EXERCISE DETAILS → Can you find the lines of the listing that include "hingga" and copy every one?

TASK INPUTS →
....

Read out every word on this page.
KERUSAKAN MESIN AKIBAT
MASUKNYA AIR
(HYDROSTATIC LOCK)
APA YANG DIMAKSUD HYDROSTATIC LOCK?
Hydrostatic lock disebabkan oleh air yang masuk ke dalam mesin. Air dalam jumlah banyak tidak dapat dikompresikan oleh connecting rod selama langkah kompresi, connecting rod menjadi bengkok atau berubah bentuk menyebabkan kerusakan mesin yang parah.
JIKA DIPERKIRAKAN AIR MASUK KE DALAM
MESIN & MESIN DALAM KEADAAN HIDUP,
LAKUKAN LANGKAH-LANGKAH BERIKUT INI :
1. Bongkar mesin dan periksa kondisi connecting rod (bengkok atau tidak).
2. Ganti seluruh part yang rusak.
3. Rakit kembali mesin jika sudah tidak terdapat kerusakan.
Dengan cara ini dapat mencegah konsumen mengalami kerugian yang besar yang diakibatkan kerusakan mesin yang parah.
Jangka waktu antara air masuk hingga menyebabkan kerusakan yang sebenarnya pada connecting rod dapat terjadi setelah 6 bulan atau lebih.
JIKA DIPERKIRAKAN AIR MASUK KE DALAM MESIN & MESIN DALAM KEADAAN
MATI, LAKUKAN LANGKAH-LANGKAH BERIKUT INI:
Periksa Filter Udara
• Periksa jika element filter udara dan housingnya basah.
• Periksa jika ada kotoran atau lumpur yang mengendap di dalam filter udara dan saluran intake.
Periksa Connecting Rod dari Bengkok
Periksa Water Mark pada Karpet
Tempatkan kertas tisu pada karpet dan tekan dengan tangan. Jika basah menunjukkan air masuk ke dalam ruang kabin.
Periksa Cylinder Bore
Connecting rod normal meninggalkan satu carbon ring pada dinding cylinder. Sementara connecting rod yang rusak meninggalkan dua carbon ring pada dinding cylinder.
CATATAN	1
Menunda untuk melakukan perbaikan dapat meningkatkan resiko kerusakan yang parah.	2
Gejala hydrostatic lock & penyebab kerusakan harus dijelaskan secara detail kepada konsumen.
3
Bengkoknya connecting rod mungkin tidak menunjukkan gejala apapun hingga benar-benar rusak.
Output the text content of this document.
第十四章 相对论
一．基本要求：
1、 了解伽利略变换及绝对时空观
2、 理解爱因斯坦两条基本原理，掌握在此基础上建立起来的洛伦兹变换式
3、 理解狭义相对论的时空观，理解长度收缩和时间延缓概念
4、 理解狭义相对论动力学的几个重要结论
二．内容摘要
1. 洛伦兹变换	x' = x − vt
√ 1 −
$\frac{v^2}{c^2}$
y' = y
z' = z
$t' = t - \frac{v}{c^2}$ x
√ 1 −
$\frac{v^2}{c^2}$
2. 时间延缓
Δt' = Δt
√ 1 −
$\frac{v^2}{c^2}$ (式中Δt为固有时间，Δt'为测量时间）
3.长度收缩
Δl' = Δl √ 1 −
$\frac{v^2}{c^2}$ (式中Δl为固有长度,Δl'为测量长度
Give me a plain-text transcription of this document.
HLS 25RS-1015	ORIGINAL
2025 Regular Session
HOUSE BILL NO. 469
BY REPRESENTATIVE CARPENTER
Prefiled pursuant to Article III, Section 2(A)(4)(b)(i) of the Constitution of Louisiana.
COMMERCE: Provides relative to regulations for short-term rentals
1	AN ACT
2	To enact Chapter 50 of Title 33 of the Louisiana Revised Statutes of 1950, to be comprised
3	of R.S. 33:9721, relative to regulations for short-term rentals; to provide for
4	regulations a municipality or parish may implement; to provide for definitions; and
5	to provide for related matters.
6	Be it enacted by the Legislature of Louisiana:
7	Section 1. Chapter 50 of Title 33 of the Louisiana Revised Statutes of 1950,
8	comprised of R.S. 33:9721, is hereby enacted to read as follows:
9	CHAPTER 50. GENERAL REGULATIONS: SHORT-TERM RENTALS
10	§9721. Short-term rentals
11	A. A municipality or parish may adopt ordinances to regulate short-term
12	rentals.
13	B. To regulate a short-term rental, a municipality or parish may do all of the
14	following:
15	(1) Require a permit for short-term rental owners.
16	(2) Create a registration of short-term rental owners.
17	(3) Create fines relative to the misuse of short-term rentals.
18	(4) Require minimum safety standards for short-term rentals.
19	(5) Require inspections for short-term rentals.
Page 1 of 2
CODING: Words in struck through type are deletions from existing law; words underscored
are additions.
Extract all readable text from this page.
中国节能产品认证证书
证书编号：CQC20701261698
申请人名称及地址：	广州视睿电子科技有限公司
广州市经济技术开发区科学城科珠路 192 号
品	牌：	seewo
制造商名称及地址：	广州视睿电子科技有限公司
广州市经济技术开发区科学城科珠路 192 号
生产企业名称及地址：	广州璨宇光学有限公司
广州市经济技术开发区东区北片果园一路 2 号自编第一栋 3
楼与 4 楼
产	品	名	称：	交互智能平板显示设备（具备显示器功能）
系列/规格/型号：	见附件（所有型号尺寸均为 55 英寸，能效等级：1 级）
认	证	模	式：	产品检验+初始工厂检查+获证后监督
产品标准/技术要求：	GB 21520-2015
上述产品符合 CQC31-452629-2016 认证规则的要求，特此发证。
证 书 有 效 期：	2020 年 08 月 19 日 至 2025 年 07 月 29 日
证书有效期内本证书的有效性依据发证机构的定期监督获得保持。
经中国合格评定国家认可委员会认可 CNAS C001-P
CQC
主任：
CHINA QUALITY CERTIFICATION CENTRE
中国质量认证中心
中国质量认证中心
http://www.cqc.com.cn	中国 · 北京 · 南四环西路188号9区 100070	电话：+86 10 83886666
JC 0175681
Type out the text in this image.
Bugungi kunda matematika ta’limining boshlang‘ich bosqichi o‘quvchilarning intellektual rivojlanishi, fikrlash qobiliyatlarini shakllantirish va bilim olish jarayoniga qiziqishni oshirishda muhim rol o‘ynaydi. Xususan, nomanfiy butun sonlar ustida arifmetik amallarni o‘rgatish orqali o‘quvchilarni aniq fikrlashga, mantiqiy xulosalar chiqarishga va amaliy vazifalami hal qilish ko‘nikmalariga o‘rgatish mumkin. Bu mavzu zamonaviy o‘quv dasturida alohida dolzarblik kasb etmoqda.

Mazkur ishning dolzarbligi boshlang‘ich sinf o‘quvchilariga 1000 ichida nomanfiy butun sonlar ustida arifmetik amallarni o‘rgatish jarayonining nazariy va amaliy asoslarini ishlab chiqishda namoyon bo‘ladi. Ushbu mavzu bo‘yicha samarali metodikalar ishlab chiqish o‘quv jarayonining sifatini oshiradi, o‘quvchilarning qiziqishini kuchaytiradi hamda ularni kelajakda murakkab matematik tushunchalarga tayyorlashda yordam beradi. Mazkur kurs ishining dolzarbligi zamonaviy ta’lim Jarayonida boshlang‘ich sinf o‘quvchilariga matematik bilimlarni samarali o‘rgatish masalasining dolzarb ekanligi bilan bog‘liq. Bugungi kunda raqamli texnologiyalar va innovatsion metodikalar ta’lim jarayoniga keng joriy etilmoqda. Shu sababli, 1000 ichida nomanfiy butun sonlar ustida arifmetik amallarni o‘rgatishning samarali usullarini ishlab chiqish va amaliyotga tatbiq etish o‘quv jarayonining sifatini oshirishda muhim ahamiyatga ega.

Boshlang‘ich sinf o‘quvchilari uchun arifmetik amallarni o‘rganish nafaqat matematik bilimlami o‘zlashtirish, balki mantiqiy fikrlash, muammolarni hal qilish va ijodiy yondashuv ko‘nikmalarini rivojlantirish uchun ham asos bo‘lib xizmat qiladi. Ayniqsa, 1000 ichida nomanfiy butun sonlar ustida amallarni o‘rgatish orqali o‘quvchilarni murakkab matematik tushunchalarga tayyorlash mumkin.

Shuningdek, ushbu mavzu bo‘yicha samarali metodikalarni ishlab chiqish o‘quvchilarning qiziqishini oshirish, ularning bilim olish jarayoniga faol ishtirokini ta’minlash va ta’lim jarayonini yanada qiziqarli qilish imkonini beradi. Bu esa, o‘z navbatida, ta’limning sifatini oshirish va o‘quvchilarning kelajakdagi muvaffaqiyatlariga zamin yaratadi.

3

....

ANSWER →
Jangka waktu antara air masuk hingga menyebabkan kerusakan yang sebenarnya pada connecting rod dapat terjadi setelah 6 bulan atau lebih.
Bengkoknya connecting rod mungkin tidak menunjukkan gejala apapun hingga benar-benar rusak.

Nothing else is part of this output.